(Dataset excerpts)
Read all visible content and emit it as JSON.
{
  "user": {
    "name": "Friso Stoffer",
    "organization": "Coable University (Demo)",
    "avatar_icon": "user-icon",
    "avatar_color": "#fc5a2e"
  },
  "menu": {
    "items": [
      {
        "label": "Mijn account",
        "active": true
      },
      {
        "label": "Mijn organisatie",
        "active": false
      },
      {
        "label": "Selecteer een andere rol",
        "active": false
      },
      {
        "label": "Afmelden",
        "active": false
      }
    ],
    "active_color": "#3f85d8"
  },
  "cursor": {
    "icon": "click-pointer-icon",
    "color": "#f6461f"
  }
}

§ **Exercise**
Word for word, write out all of the data above.

§ **Reply**
Read all visible content and emit it as JSON.
{
  "user": {
    "name": "Friso Stoffer",
    "organization": "Coable University (Demo)",
    "avatar_icon": "user-icon",
    "avatar_color": "#fc5a2e"
  },
  "menu": {
    "items": [
      {
        "label": "Mijn account",
        "active": true
      },
      {
        "label": "Mijn organisatie",
        "active": false
      },
      {
        "label": "Selecteer een andere rol",
        "active": false
      },
      {
        "label": "Afmelden",
        "active": false
      }
    ],
    "active_color": "#3f85d8"
  },
  "cursor": {
    "icon": "click-pointer-icon",
    "color": "#f6461f"
  }
}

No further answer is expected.